Figure dataset records:
** start **
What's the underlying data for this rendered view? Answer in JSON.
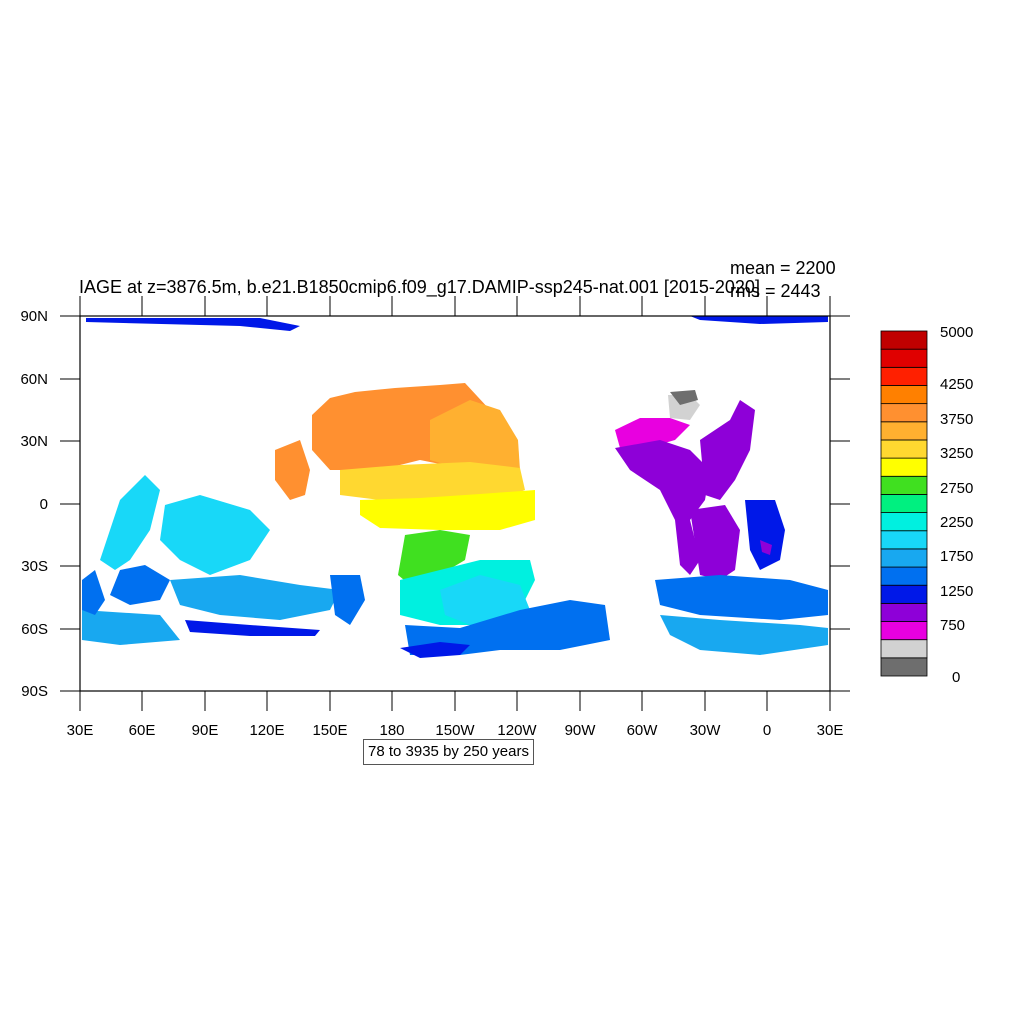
{
  "title": "IAGE at z=3876.5m, b.e21.B1850cmip6.f09_g17.DAMIP-ssp245-nat.001 [2015-2020]",
  "stats": {
    "mean": "mean = 2200",
    "rms": "rms = 2443"
  },
  "info": "78 to 3935 by 250 years",
  "lat_labels": [
    "90N",
    "60N",
    "30N",
    "0",
    "30S",
    "60S",
    "90S"
  ],
  "lon_labels": [
    "30E",
    "60E",
    "90E",
    "120E",
    "150E",
    "180",
    "150W",
    "120W",
    "90W",
    "60W",
    "30W",
    "0",
    "30E"
  ],
  "colorbar": {
    "labels": [
      "5000",
      "4250",
      "3750",
      "3250",
      "2750",
      "2250",
      "1750",
      "1250",
      "750",
      "0"
    ],
    "colors": [
      "#6e6e6e",
      "#d2d2d2",
      "#e800e0",
      "#8e00d8",
      "#0018e8",
      "#0070f0",
      "#18a8f0",
      "#18d8f8",
      "#00f0e0",
      "#00f080",
      "#40e020",
      "#ffff00",
      "#ffd830",
      "#ffb030",
      "#ff9030",
      "#ff8000",
      "#ff2000",
      "#e00000",
      "#c00000"
    ]
  }
}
** end **
> **WRITTEN INSTRUCTION**: Skip the pictures and transcribe the rest of the records exactly.

> **RESPONSE FOR THIS EXERCISE**:
What's the underlying data for this rendered view? Answer in JSON.
{
  "title": "IAGE at z=3876.5m, b.e21.B1850cmip6.f09_g17.DAMIP-ssp245-nat.001 [2015-2020]",
  "stats": {
    "mean": "mean = 2200",
    "rms": "rms = 2443"
  },
  "info": "78 to 3935 by 250 years",
  "lat_labels": [
    "90N",
    "60N",
    "30N",
    "0",
    "30S",
    "60S",
    "90S"
  ],
  "lon_labels": [
    "30E",
    "60E",
    "90E",
    "120E",
    "150E",
    "180",
    "150W",
    "120W",
    "90W",
    "60W",
    "30W",
    "0",
    "30E"
  ],
  "colorbar": {
    "labels": [
      "5000",
      "4250",
      "3750",
      "3250",
      "2750",
      "2250",
      "1750",
      "1250",
      "750",
      "0"
    ],
    "colors": [
      "#6e6e6e",
      "#d2d2d2",
      "#e800e0",
      "#8e00d8",
      "#0018e8",
      "#0070f0",
      "#18a8f0",
      "#18d8f8",
      "#00f0e0",
      "#00f080",
      "#40e020",
      "#ffff00",
      "#ffd830",
      "#ffb030",
      "#ff9030",
      "#ff8000",
      "#ff2000",
      "#e00000",
      "#c00000"
    ]
  }
}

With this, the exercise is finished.